Write out all of the entries exactly as given.

§ Records provided:
--- Start ---

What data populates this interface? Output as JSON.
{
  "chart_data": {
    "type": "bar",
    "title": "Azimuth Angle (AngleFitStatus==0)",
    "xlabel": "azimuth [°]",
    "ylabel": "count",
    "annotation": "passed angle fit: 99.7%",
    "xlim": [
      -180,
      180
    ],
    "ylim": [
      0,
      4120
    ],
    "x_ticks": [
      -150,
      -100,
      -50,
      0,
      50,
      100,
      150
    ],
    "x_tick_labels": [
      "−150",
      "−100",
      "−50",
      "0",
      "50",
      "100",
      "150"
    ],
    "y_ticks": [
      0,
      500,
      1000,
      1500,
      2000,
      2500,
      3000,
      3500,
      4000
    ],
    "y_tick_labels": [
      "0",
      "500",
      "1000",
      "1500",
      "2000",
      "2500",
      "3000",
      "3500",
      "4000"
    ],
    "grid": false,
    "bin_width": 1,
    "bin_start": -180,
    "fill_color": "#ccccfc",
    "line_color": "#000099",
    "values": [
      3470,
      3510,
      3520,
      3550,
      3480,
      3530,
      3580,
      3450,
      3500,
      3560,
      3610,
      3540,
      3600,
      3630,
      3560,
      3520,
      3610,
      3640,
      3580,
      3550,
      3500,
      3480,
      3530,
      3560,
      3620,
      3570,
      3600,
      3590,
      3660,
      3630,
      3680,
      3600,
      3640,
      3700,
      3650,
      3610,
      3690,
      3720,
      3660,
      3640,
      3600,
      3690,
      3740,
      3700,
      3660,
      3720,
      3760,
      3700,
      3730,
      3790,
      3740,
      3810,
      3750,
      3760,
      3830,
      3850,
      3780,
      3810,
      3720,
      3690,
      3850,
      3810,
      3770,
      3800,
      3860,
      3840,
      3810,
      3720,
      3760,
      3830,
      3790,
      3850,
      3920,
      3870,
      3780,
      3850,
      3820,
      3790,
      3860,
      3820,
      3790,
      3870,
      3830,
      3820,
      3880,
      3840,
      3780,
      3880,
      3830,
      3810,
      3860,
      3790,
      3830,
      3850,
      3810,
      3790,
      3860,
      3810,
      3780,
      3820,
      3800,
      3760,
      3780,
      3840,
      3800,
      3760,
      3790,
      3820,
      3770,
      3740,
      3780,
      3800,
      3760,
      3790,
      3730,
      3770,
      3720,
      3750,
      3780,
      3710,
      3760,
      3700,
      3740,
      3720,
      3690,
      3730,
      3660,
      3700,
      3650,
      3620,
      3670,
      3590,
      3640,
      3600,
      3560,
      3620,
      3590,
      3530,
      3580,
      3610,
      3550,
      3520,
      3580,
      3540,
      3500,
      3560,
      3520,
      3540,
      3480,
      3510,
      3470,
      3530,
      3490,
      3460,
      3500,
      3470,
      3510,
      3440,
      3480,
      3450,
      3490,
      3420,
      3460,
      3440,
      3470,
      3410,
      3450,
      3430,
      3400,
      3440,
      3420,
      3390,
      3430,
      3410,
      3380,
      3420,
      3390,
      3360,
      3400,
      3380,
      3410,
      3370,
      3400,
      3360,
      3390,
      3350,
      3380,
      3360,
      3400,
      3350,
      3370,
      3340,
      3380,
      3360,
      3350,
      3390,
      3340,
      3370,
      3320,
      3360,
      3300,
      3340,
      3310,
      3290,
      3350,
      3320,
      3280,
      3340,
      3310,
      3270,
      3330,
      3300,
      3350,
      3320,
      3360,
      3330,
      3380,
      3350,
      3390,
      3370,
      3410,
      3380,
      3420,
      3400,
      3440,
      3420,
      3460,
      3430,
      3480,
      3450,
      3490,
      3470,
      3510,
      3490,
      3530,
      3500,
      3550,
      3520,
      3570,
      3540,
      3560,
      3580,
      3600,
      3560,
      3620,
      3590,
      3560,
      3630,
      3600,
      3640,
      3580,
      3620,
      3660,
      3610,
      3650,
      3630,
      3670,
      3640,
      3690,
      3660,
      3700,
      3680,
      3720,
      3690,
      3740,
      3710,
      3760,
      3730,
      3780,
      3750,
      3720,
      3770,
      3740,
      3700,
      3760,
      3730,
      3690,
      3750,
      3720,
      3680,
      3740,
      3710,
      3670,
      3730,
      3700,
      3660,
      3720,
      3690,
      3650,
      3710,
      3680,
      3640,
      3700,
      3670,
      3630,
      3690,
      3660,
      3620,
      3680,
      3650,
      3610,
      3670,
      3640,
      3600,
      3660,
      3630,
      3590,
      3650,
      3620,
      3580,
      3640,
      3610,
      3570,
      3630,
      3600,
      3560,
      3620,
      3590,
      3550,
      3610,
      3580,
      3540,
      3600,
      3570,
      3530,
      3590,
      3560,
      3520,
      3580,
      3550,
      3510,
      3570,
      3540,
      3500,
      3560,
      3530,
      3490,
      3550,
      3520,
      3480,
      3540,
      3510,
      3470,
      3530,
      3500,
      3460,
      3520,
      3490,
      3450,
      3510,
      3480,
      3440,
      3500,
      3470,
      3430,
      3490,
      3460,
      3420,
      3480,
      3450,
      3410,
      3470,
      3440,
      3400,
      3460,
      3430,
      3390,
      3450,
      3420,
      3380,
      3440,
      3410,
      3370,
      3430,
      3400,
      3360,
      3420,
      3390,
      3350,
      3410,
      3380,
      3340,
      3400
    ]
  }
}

--- End ---

§ Finished answer:
What data populates this interface? Output as JSON.
{
  "chart_data": {
    "type": "bar",
    "title": "Azimuth Angle (AngleFitStatus==0)",
    "xlabel": "azimuth [°]",
    "ylabel": "count",
    "annotation": "passed angle fit: 99.7%",
    "xlim": [
      -180,
      180
    ],
    "ylim": [
      0,
      4120
    ],
    "x_ticks": [
      -150,
      -100,
      -50,
      0,
      50,
      100,
      150
    ],
    "x_tick_labels": [
      "−150",
      "−100",
      "−50",
      "0",
      "50",
      "100",
      "150"
    ],
    "y_ticks": [
      0,
      500,
      1000,
      1500,
      2000,
      2500,
      3000,
      3500,
      4000
    ],
    "y_tick_labels": [
      "0",
      "500",
      "1000",
      "1500",
      "2000",
      "2500",
      "3000",
      "3500",
      "4000"
    ],
    "grid": false,
    "bin_width": 1,
    "bin_start": -180,
    "fill_color": "#ccccfc",
    "line_color": "#000099",
    "values": [
      3470,
      3510,
      3520,
      3550,
      3480,
      3530,
      3580,
      3450,
      3500,
      3560,
      3610,
      3540,
      3600,
      3630,
      3560,
      3520,
      3610,
      3640,
      3580,
      3550,
      3500,
      3480,
      3530,
      3560,
      3620,
      3570,
      3600,
      3590,
      3660,
      3630,
      3680,
      3600,
      3640,
      3700,
      3650,
      3610,
      3690,
      3720,
      3660,
      3640,
      3600,
      3690,
      3740,
      3700,
      3660,
      3720,
      3760,
      3700,
      3730,
      3790,
      3740,
      3810,
      3750,
      3760,
      3830,
      3850,
      3780,
      3810,
      3720,
      3690,
      3850,
      3810,
      3770,
      3800,
      3860,
      3840,
      3810,
      3720,
      3760,
      3830,
      3790,
      3850,
      3920,
      3870,
      3780,
      3850,
      3820,
      3790,
      3860,
      3820,
      3790,
      3870,
      3830,
      3820,
      3880,
      3840,
      3780,
      3880,
      3830,
      3810,
      3860,
      3790,
      3830,
      3850,
      3810,
      3790,
      3860,
      3810,
      3780,
      3820,
      3800,
      3760,
      3780,
      3840,
      3800,
      3760,
      3790,
      3820,
      3770,
      3740,
      3780,
      3800,
      3760,
      3790,
      3730,
      3770,
      3720,
      3750,
      3780,
      3710,
      3760,
      3700,
      3740,
      3720,
      3690,
      3730,
      3660,
      3700,
      3650,
      3620,
      3670,
      3590,
      3640,
      3600,
      3560,
      3620,
      3590,
      3530,
      3580,
      3610,
      3550,
      3520,
      3580,
      3540,
      3500,
      3560,
      3520,
      3540,
      3480,
      3510,
      3470,
      3530,
      3490,
      3460,
      3500,
      3470,
      3510,
      3440,
      3480,
      3450,
      3490,
      3420,
      3460,
      3440,
      3470,
      3410,
      3450,
      3430,
      3400,
      3440,
      3420,
      3390,
      3430,
      3410,
      3380,
      3420,
      3390,
      3360,
      3400,
      3380,
      3410,
      3370,
      3400,
      3360,
      3390,
      3350,
      3380,
      3360,
      3400,
      3350,
      3370,
      3340,
      3380,
      3360,
      3350,
      3390,
      3340,
      3370,
      3320,
      3360,
      3300,
      3340,
      3310,
      3290,
      3350,
      3320,
      3280,
      3340,
      3310,
      3270,
      3330,
      3300,
      3350,
      3320,
      3360,
      3330,
      3380,
      3350,
      3390,
      3370,
      3410,
      3380,
      3420,
      3400,
      3440,
      3420,
      3460,
      3430,
      3480,
      3450,
      3490,
      3470,
      3510,
      3490,
      3530,
      3500,
      3550,
      3520,
      3570,
      3540,
      3560,
      3580,
      3600,
      3560,
      3620,
      3590,
      3560,
      3630,
      3600,
      3640,
      3580,
      3620,
      3660,
      3610,
      3650,
      3630,
      3670,
      3640,
      3690,
      3660,
      3700,
      3680,
      3720,
      3690,
      3740,
      3710,
      3760,
      3730,
      3780,
      3750,
      3720,
      3770,
      3740,
      3700,
      3760,
      3730,
      3690,
      3750,
      3720,
      3680,
      3740,
      3710,
      3670,
      3730,
      3700,
      3660,
      3720,
      3690,
      3650,
      3710,
      3680,
      3640,
      3700,
      3670,
      3630,
      3690,
      3660,
      3620,
      3680,
      3650,
      3610,
      3670,
      3640,
      3600,
      3660,
      3630,
      3590,
      3650,
      3620,
      3580,
      3640,
      3610,
      3570,
      3630,
      3600,
      3560,
      3620,
      3590,
      3550,
      3610,
      3580,
      3540,
      3600,
      3570,
      3530,
      3590,
      3560,
      3520,
      3580,
      3550,
      3510,
      3570,
      3540,
      3500,
      3560,
      3530,
      3490,
      3550,
      3520,
      3480,
      3540,
      3510,
      3470,
      3530,
      3500,
      3460,
      3520,
      3490,
      3450,
      3510,
      3480,
      3440,
      3500,
      3470,
      3430,
      3490,
      3460,
      3420,
      3480,
      3450,
      3410,
      3470,
      3440,
      3400,
      3460,
      3430,
      3390,
      3450,
      3420,
      3380,
      3440,
      3410,
      3370,
      3430,
      3400,
      3360,
      3420,
      3390,
      3350,
      3410,
      3380,
      3340,
      3400
    ]
  }
}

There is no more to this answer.